◆ Task to carry out:
Check every line of the entries that follow, and copy the ones containing "JSON".

※

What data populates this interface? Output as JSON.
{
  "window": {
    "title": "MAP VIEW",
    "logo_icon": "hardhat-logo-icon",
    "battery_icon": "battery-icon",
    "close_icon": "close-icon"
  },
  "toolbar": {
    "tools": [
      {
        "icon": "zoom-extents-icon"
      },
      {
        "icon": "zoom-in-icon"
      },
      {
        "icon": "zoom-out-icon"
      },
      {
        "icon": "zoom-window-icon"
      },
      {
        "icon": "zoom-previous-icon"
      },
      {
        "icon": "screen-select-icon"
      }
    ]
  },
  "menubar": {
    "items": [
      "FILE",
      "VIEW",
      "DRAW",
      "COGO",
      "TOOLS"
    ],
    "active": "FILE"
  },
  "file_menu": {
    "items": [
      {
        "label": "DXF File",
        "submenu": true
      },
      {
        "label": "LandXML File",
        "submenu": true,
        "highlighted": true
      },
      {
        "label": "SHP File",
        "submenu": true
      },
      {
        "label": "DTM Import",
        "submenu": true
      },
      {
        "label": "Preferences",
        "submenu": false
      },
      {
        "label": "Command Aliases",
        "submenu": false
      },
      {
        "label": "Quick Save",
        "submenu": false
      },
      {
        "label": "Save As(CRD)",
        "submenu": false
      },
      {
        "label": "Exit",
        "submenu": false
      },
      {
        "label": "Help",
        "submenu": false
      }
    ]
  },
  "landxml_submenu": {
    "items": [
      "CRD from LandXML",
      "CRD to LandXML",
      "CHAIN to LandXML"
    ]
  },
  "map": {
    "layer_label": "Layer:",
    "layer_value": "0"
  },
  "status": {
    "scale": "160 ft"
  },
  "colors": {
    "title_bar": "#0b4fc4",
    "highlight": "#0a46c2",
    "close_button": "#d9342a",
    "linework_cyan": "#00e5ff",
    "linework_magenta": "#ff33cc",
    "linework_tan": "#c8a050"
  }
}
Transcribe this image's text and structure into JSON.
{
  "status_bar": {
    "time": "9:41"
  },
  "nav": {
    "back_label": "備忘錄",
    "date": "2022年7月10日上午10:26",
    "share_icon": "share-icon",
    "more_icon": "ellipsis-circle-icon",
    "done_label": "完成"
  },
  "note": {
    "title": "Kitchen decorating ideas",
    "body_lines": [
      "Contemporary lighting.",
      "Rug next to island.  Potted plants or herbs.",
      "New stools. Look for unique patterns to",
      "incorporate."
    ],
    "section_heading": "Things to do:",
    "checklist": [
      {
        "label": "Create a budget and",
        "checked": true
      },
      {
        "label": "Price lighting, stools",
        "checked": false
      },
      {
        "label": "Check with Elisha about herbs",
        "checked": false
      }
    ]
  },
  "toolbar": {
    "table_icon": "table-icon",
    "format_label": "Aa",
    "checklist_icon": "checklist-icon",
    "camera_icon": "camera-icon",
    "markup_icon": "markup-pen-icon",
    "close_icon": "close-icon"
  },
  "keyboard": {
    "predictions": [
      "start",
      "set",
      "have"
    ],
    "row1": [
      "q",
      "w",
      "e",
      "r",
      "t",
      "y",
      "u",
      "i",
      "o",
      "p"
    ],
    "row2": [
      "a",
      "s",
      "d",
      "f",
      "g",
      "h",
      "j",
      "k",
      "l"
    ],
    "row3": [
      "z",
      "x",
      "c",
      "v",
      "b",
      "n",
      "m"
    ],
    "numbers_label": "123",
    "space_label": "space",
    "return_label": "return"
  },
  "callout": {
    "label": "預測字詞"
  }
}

※

◆ Response to the task:
What data populates this interface? Output as JSON.
Transcribe this image's text and structure into JSON.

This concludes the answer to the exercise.